TASK DESCRIPTION: What is the number of lines in these entries that contain "color"? State it alone.

DATASET RECORDS:
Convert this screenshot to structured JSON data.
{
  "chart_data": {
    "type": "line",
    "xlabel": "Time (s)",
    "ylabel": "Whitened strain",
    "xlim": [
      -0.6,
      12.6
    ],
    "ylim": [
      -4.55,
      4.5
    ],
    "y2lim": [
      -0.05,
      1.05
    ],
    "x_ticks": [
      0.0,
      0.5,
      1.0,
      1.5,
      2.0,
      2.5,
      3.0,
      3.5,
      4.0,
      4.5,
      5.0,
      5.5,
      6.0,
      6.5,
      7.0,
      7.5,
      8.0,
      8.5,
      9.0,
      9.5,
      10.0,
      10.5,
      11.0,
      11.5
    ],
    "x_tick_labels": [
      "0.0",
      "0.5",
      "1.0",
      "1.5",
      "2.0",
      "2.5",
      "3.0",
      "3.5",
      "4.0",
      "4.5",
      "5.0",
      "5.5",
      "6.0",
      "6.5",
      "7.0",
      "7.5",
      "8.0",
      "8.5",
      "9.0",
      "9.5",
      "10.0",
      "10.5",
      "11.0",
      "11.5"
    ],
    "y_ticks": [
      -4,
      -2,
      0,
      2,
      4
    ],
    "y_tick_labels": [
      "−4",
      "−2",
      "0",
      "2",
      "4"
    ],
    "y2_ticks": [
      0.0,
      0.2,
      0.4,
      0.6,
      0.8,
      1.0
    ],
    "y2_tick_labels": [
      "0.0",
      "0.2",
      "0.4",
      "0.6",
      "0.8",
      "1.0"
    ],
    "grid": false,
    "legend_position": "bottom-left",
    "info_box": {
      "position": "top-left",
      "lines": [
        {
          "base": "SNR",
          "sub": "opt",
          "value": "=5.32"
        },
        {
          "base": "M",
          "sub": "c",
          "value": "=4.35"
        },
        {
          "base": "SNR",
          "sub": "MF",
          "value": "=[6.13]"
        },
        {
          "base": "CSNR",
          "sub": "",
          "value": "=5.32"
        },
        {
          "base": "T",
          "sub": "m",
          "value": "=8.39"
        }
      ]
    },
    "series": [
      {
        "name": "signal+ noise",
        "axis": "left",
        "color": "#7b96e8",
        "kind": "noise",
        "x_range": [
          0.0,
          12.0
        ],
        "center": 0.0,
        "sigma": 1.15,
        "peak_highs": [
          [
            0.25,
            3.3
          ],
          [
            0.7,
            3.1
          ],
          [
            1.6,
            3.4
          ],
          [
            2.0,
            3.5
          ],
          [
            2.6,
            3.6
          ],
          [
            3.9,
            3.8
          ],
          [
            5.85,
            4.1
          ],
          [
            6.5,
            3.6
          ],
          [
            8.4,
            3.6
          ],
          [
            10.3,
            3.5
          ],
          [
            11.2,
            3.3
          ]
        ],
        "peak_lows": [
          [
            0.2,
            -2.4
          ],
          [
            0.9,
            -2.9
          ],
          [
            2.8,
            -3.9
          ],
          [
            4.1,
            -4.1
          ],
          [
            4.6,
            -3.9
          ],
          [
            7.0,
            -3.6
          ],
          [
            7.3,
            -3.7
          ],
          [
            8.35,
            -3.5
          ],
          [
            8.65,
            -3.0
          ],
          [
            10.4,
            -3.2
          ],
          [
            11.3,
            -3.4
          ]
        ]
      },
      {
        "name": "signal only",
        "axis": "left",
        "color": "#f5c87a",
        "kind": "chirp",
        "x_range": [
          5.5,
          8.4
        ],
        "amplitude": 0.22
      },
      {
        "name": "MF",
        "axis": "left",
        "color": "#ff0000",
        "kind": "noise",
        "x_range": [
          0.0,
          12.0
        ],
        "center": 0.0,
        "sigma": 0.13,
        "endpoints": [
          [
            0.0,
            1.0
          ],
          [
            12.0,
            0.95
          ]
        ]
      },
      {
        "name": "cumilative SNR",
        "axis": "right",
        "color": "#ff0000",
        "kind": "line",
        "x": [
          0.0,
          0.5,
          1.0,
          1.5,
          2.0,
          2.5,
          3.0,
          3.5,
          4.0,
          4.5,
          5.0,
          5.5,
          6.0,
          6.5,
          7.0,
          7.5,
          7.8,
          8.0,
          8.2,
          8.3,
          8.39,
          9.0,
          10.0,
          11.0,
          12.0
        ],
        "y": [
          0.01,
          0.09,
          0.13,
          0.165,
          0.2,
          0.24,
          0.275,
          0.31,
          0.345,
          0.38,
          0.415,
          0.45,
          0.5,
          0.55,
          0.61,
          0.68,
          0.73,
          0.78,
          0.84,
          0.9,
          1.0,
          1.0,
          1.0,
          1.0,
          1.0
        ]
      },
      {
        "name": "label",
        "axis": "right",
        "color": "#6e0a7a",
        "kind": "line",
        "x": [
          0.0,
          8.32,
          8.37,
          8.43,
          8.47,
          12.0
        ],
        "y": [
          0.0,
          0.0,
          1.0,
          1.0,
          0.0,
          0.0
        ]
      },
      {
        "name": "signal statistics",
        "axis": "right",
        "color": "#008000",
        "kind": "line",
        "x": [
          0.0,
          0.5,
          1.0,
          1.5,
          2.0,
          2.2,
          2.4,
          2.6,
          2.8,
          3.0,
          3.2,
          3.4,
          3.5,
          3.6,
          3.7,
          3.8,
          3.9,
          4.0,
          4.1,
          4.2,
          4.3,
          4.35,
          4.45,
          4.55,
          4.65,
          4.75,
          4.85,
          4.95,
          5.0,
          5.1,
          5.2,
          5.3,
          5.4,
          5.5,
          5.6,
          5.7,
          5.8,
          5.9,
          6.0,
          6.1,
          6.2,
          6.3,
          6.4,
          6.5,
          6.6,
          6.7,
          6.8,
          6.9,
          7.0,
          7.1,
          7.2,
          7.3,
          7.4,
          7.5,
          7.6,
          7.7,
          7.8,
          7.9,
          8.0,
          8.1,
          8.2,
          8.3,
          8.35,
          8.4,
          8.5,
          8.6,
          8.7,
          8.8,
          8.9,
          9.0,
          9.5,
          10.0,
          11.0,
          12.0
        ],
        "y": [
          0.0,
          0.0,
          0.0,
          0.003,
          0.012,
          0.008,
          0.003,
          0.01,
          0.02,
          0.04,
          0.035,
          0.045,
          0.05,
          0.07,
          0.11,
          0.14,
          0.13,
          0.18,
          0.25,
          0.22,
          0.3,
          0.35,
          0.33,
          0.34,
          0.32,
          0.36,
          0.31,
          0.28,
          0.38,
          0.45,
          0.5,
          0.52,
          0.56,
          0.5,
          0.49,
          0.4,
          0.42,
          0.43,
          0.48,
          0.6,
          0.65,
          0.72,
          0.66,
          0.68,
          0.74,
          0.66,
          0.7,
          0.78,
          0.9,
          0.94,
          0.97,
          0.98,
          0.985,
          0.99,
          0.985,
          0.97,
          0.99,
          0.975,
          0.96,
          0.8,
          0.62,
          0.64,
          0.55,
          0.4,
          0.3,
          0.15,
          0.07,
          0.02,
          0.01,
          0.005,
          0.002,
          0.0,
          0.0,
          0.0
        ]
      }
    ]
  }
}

SOLUTION TO THIS TASK: 6